▶ _What is being asked_
Reply with nothing except the number of lines that contain the word "bonus".

▶ _Listed entries_
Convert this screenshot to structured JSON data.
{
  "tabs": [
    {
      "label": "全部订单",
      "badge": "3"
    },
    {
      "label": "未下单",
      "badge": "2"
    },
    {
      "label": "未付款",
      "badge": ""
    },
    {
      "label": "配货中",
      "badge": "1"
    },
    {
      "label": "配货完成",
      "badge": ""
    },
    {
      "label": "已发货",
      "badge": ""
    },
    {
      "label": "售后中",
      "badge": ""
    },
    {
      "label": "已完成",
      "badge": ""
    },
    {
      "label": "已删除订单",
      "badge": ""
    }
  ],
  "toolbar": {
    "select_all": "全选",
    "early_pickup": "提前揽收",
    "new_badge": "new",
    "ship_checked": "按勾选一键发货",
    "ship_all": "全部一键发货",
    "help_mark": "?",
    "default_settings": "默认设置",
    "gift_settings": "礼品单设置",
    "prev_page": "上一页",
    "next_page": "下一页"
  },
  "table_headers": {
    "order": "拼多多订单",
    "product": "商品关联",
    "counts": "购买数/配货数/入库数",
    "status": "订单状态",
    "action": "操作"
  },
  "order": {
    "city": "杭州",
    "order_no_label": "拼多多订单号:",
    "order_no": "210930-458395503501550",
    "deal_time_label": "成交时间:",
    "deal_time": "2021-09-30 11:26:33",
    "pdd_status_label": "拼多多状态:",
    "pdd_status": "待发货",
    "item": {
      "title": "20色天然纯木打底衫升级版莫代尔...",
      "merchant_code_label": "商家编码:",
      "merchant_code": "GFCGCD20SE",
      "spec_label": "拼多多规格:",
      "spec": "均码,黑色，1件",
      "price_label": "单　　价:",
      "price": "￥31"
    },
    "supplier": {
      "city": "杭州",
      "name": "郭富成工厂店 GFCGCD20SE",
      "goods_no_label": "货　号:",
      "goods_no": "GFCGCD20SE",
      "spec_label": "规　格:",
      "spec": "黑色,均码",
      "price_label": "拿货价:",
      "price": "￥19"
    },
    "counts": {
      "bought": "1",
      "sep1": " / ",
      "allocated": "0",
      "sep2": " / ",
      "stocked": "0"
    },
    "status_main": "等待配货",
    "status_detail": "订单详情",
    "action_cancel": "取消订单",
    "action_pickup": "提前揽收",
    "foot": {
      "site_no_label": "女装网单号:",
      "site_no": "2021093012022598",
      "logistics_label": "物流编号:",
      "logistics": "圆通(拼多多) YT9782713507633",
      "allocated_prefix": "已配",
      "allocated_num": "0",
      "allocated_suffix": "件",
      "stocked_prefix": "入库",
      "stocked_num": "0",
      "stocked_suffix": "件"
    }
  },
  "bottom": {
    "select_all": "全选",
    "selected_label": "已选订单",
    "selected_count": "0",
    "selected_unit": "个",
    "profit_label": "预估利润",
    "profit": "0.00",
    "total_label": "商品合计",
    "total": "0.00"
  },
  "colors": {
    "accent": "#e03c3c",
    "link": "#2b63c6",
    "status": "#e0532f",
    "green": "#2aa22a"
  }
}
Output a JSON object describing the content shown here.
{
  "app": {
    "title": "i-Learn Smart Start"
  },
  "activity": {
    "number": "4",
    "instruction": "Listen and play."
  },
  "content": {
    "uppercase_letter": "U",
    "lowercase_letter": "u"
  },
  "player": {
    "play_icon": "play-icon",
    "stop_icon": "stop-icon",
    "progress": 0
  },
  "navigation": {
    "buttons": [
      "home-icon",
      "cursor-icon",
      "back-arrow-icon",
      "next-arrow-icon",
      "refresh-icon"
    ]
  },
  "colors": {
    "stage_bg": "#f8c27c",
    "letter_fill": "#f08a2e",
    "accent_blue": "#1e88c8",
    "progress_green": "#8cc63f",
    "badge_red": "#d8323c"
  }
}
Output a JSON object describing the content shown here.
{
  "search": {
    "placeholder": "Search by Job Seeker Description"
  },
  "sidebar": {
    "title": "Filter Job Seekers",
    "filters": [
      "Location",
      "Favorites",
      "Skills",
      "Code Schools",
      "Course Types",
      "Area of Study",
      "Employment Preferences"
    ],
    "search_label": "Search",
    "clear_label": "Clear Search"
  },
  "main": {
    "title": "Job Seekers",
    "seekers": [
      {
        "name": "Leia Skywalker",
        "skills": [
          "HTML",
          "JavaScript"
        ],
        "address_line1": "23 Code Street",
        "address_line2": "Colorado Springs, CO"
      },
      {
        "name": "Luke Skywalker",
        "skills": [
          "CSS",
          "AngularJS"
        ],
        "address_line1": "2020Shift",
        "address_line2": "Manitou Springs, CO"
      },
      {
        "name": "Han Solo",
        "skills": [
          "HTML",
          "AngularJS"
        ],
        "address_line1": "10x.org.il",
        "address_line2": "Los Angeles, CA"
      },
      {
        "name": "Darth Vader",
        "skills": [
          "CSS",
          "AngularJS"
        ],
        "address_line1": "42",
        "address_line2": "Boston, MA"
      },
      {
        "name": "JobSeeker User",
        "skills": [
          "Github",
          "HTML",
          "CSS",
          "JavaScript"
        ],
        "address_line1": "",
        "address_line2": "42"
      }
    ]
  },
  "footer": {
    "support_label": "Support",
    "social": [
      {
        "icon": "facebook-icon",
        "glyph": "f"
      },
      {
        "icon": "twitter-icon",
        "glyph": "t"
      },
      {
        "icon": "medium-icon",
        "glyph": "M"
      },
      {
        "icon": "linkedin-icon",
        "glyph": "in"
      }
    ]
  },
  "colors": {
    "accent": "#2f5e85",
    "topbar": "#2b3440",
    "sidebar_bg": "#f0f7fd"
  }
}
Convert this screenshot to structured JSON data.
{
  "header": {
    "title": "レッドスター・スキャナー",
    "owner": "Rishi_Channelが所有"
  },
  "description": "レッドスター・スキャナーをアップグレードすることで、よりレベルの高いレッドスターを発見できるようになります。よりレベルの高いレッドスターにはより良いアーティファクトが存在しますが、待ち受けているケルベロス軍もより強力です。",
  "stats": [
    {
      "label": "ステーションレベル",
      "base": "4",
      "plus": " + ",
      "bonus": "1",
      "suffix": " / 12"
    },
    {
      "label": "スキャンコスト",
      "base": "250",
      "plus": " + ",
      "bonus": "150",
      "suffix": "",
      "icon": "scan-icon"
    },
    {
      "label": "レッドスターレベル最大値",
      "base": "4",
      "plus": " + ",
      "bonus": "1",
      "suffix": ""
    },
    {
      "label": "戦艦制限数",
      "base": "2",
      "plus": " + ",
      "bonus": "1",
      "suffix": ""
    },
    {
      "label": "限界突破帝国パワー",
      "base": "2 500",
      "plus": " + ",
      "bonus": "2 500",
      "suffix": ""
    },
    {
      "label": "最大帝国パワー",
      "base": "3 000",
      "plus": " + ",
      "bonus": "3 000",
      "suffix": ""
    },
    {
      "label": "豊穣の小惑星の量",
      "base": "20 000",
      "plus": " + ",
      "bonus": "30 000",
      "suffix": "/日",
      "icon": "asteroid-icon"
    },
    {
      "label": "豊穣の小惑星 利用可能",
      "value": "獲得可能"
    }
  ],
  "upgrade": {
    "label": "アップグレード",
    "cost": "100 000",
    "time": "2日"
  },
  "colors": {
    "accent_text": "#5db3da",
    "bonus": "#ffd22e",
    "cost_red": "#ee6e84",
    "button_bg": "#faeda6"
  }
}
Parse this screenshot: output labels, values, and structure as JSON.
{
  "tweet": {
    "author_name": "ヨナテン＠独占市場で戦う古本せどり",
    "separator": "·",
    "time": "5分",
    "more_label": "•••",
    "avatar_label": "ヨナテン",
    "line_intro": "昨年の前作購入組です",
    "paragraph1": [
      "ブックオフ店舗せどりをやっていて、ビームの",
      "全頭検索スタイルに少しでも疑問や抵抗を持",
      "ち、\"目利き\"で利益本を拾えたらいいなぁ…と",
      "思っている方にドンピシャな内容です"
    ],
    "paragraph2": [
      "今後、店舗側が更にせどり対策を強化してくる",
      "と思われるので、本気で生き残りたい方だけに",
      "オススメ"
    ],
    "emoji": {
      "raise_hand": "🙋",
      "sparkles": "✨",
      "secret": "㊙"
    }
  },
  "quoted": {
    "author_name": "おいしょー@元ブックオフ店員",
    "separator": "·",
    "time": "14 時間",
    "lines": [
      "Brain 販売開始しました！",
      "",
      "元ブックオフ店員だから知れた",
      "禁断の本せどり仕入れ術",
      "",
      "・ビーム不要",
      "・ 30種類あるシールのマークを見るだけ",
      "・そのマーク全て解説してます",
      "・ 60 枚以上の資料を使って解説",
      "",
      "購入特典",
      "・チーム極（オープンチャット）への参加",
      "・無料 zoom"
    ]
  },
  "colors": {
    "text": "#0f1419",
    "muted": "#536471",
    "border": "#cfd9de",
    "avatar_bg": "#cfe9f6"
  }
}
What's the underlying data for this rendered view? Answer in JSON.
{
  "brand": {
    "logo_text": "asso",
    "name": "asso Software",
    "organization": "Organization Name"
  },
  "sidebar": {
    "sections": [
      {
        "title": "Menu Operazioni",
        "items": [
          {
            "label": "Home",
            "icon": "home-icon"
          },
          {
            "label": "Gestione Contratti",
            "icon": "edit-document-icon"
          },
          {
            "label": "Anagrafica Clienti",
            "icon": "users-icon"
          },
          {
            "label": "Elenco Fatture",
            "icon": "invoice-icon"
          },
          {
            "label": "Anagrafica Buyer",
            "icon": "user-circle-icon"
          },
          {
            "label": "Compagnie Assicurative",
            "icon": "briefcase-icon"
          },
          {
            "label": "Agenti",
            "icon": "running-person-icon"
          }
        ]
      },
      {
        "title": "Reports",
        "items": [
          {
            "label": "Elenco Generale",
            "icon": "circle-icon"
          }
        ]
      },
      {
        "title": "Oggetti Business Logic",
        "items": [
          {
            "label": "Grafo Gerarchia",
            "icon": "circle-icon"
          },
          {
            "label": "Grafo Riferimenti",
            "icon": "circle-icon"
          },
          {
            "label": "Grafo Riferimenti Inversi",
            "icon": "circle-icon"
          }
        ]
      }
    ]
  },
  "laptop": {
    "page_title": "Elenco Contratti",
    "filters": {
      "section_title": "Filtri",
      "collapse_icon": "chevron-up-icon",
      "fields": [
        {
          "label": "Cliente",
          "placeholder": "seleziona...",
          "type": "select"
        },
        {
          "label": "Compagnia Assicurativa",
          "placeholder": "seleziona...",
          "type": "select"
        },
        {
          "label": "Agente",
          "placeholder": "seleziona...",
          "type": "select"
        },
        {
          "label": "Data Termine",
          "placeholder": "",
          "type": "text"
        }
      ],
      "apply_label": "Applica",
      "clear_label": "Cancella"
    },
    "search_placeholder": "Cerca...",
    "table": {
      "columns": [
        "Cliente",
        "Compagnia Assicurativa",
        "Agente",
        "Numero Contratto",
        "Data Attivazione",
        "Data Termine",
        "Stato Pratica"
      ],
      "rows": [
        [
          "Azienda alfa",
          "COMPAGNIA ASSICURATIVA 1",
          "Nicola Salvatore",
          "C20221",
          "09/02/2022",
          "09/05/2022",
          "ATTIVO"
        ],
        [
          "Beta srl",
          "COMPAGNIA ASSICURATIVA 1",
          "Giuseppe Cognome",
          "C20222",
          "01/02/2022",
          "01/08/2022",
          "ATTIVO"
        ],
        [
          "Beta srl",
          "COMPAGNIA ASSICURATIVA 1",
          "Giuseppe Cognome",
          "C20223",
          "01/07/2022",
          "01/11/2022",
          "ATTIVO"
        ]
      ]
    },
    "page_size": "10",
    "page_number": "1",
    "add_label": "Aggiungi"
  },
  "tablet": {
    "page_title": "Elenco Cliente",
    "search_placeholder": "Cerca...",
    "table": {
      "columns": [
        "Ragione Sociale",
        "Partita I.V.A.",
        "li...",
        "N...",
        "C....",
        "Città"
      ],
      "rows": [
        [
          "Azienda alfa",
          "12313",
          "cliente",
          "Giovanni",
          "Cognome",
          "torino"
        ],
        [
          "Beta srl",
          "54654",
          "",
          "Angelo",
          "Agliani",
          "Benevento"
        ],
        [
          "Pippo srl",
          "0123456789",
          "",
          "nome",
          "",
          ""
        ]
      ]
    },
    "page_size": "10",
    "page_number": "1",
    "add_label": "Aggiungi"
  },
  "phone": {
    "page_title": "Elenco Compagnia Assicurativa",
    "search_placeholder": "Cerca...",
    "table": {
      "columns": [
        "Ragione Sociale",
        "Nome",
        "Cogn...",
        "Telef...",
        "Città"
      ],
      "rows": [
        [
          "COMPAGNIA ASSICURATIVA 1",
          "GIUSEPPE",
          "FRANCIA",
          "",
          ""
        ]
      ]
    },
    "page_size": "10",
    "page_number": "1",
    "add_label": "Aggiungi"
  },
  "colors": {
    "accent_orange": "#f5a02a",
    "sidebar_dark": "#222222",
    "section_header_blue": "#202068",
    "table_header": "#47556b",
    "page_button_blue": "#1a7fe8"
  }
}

▶ _Task result_
8